[Start of Records to process]

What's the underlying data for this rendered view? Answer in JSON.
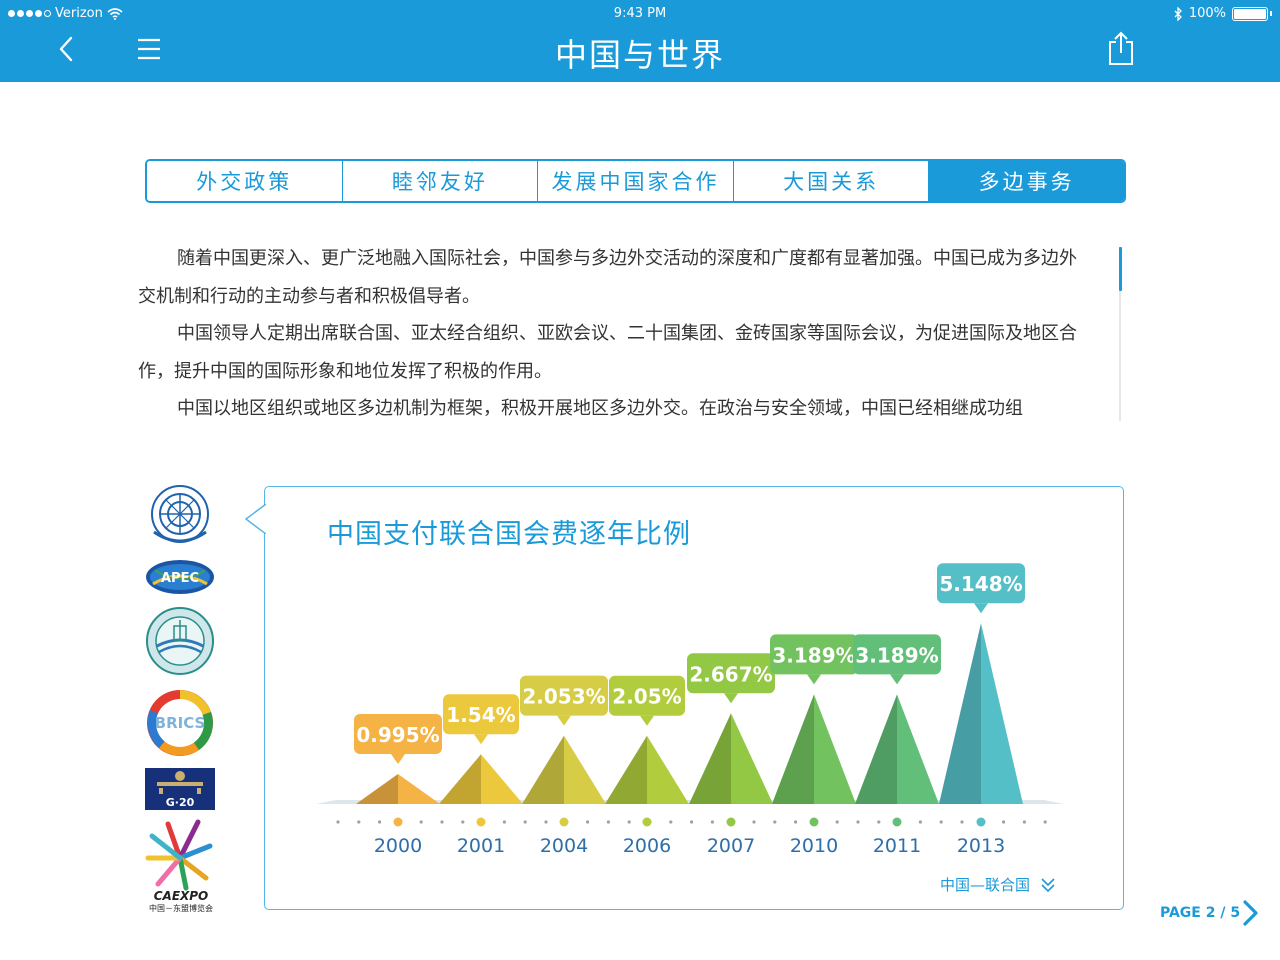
{
  "status": {
    "carrier": "Verizon",
    "time": "9:43 PM",
    "battery": "100%"
  },
  "nav": {
    "title": "中国与世界"
  },
  "tabs": [
    {
      "label": "外交政策",
      "active": false
    },
    {
      "label": "睦邻友好",
      "active": false
    },
    {
      "label": "发展中国家合作",
      "active": false
    },
    {
      "label": "大国关系",
      "active": false
    },
    {
      "label": "多边事务",
      "active": true
    }
  ],
  "article": {
    "paragraphs": [
      "随着中国更深入、更广泛地融入国际社会，中国参与多边外交活动的深度和广度都有显著加强。中国已成为多边外交机制和行动的主动参与者和积极倡导者。",
      "中国领导人定期出席联合国、亚太经合组织、亚欧会议、二十国集团、金砖国家等国际会议，为促进国际及地区合作，提升中国的国际形象和地位发挥了积极的作用。",
      "中国以地区组织或地区多边机制为框架，积极开展地区多边外交。在政治与安全领域，中国已经相继成功组"
    ]
  },
  "logos": {
    "apec": "APEC",
    "brics": "BRICS",
    "g20": "G·20",
    "caexpo": "CAEXPO",
    "caexpo_sub": "中国－东盟博览会"
  },
  "chart_data": {
    "type": "bar",
    "title": "中国支付联合国会费逐年比例",
    "categories": [
      "2000",
      "2001",
      "2004",
      "2006",
      "2007",
      "2010",
      "2011",
      "2013"
    ],
    "values": [
      0.995,
      1.54,
      2.053,
      2.05,
      2.667,
      3.189,
      3.189,
      5.148
    ],
    "labels": [
      "0.995%",
      "1.54%",
      "2.053%",
      "2.05%",
      "2.667%",
      "3.189%",
      "3.189%",
      "5.148%"
    ],
    "colors": [
      "#f4b344",
      "#ecc83c",
      "#d7cc45",
      "#b1cd3e",
      "#92c843",
      "#72c35f",
      "#62bf7a",
      "#55bfc8"
    ],
    "legend": "none"
  },
  "footer": {
    "link": "中国—联合国",
    "page": "PAGE 2 / 5"
  },
  "accent": "#1a9ad9"
}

[End of Records to process]

**Written request**
Restate the entire listing word for word, excluding pictures.

**Answer to the task**
What's the underlying data for this rendered view? Answer in JSON.
{
  "status": {
    "carrier": "Verizon",
    "time": "9:43 PM",
    "battery": "100%"
  },
  "nav": {
    "title": "中国与世界"
  },
  "tabs": [
    {
      "label": "外交政策",
      "active": false
    },
    {
      "label": "睦邻友好",
      "active": false
    },
    {
      "label": "发展中国家合作",
      "active": false
    },
    {
      "label": "大国关系",
      "active": false
    },
    {
      "label": "多边事务",
      "active": true
    }
  ],
  "article": {
    "paragraphs": [
      "随着中国更深入、更广泛地融入国际社会，中国参与多边外交活动的深度和广度都有显著加强。中国已成为多边外交机制和行动的主动参与者和积极倡导者。",
      "中国领导人定期出席联合国、亚太经合组织、亚欧会议、二十国集团、金砖国家等国际会议，为促进国际及地区合作，提升中国的国际形象和地位发挥了积极的作用。",
      "中国以地区组织或地区多边机制为框架，积极开展地区多边外交。在政治与安全领域，中国已经相继成功组"
    ]
  },
  "logos": {
    "apec": "APEC",
    "brics": "BRICS",
    "g20": "G·20",
    "caexpo": "CAEXPO",
    "caexpo_sub": "中国－东盟博览会"
  },
  "chart_data": {
    "type": "bar",
    "title": "中国支付联合国会费逐年比例",
    "categories": [
      "2000",
      "2001",
      "2004",
      "2006",
      "2007",
      "2010",
      "2011",
      "2013"
    ],
    "values": [
      0.995,
      1.54,
      2.053,
      2.05,
      2.667,
      3.189,
      3.189,
      5.148
    ],
    "labels": [
      "0.995%",
      "1.54%",
      "2.053%",
      "2.05%",
      "2.667%",
      "3.189%",
      "3.189%",
      "5.148%"
    ],
    "colors": [
      "#f4b344",
      "#ecc83c",
      "#d7cc45",
      "#b1cd3e",
      "#92c843",
      "#72c35f",
      "#62bf7a",
      "#55bfc8"
    ],
    "legend": "none"
  },
  "footer": {
    "link": "中国—联合国",
    "page": "PAGE 2 / 5"
  },
  "accent": "#1a9ad9"
}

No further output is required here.